> Challenge:
From the entries below, gather every line containing the string "color".

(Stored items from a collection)
□ □ □

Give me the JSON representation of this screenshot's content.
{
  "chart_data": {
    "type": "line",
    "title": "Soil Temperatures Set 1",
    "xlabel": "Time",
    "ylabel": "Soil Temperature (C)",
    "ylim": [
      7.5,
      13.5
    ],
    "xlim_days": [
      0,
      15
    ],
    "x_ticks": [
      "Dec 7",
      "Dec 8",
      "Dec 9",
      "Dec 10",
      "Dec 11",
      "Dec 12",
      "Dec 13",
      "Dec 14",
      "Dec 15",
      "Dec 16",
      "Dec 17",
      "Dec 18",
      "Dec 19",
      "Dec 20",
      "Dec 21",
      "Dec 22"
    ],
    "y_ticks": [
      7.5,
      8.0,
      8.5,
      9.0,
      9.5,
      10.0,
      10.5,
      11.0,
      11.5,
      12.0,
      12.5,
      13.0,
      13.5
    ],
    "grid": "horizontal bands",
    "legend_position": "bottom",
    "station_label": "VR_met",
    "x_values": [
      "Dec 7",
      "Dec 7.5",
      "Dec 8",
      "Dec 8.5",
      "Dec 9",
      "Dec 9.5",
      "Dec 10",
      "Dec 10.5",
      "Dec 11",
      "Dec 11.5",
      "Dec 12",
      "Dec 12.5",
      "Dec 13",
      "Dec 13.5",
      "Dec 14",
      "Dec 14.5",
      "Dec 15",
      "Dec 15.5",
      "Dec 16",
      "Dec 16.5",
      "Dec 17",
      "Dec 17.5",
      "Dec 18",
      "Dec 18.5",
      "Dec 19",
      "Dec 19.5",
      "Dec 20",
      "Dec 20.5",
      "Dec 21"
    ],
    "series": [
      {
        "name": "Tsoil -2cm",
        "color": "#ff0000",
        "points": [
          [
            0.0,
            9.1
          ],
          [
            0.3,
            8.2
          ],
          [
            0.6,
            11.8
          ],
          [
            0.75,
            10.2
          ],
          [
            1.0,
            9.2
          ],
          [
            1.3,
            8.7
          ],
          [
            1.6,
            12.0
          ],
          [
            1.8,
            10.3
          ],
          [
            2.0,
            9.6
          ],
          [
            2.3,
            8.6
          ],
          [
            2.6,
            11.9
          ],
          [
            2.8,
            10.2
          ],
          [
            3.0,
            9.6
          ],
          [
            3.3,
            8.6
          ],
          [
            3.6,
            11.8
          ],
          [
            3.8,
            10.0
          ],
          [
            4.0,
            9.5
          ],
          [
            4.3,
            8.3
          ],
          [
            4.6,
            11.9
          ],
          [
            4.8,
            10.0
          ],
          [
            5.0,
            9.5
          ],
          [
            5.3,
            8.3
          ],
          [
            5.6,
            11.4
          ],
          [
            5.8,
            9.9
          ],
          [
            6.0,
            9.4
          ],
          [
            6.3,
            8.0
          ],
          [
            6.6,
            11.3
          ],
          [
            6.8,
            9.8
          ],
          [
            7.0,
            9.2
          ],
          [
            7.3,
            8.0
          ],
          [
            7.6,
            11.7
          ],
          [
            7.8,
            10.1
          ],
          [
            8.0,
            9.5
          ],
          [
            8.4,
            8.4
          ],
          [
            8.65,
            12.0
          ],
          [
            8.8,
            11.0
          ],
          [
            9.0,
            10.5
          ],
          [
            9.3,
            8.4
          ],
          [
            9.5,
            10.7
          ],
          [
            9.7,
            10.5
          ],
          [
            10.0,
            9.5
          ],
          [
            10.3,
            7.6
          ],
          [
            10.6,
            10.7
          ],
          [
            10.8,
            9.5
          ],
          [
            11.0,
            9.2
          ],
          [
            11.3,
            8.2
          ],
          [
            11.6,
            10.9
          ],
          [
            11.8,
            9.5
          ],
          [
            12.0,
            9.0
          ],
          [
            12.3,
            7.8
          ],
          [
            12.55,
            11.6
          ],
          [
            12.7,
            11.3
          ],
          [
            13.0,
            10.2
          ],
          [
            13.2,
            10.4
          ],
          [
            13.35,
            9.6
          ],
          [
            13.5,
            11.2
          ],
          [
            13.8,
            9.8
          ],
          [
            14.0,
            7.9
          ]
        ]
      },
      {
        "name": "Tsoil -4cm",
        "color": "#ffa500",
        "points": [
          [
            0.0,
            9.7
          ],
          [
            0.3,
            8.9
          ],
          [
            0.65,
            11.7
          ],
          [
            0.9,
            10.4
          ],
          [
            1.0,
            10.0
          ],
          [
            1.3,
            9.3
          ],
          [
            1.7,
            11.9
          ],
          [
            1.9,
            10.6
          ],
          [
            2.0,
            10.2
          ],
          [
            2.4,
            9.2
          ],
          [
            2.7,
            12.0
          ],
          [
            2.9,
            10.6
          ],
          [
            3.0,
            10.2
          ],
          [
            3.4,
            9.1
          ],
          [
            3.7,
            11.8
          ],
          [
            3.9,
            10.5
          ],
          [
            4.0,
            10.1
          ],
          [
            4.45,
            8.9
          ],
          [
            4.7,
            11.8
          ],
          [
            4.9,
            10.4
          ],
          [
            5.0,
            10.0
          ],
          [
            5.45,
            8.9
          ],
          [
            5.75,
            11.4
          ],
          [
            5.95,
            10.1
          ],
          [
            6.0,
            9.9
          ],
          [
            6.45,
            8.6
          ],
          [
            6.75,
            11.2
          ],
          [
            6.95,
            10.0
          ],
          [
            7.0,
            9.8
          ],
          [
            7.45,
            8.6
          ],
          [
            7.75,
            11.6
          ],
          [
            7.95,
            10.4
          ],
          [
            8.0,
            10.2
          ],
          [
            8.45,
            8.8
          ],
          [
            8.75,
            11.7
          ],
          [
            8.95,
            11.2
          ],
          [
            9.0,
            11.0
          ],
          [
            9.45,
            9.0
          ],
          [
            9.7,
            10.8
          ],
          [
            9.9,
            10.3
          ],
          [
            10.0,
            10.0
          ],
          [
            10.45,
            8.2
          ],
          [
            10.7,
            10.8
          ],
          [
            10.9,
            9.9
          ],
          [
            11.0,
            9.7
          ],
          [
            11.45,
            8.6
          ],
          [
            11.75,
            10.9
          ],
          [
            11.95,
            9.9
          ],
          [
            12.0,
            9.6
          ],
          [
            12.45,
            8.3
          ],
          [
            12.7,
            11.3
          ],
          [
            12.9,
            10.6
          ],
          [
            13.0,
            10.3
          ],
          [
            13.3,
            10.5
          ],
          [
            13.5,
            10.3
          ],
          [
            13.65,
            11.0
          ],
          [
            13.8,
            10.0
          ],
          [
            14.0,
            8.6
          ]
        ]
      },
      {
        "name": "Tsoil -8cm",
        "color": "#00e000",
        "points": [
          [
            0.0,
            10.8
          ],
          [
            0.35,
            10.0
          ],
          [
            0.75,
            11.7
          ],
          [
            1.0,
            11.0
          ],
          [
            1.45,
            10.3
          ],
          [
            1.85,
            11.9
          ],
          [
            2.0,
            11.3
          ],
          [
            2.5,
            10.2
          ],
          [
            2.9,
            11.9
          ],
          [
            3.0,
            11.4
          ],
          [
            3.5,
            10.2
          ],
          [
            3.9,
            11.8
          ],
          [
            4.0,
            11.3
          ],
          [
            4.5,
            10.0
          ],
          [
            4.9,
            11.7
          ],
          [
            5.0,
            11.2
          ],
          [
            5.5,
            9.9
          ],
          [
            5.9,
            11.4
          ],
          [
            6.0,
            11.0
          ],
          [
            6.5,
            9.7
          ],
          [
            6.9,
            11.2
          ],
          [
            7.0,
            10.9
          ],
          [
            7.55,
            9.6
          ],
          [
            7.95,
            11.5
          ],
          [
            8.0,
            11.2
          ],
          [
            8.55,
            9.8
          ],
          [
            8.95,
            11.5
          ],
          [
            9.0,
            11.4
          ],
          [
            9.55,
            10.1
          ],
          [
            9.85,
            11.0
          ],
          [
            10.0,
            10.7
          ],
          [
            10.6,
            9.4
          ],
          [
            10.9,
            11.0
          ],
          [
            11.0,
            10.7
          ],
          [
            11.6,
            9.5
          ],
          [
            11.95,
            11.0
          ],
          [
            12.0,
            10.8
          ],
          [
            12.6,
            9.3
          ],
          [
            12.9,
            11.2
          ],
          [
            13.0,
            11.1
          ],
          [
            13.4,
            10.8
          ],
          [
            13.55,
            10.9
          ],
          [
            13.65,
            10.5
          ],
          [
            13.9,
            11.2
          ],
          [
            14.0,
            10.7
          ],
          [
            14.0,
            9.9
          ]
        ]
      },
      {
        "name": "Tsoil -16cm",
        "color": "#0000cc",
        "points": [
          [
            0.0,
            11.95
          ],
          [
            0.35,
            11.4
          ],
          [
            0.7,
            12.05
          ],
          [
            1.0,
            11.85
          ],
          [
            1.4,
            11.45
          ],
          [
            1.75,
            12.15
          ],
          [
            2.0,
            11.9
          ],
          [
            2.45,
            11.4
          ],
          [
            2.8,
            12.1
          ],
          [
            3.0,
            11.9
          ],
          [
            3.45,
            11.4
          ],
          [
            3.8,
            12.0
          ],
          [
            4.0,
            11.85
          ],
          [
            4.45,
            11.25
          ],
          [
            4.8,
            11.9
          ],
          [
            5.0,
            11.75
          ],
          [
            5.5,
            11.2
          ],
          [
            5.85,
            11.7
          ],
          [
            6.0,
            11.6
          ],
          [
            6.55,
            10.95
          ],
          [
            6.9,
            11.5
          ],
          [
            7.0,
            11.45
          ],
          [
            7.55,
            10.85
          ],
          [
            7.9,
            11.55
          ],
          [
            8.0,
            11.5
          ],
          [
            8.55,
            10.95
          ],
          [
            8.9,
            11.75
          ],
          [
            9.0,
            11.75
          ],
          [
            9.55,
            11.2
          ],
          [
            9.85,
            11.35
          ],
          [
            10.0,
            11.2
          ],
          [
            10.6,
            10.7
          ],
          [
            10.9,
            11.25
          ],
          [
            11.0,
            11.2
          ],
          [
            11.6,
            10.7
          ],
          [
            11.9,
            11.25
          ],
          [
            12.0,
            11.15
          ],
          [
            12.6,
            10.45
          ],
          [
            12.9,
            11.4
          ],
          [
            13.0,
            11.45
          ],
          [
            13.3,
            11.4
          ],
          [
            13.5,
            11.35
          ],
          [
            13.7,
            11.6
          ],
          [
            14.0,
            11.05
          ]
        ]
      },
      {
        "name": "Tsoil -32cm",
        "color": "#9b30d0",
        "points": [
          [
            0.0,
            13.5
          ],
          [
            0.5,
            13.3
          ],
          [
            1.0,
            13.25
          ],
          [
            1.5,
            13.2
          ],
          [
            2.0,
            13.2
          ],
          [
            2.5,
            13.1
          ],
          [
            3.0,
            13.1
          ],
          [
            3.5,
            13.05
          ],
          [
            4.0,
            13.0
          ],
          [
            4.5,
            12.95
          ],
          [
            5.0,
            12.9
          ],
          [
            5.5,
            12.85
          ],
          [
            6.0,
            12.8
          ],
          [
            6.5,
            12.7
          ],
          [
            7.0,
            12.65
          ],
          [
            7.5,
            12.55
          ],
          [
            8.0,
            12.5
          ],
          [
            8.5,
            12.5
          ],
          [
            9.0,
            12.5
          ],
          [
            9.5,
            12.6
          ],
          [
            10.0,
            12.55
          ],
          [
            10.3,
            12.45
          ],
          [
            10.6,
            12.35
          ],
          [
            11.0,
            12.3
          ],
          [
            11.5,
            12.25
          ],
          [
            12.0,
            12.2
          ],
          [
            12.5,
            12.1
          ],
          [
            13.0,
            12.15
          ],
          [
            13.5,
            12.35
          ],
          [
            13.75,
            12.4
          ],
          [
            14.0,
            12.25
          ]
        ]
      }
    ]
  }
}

□ □ □

> Solution to the problem:
        "color": "#ff0000",
        "color": "#ffa500",
        "color": "#00e000",
        "color": "#0000cc",
        "color": "#9b30d0",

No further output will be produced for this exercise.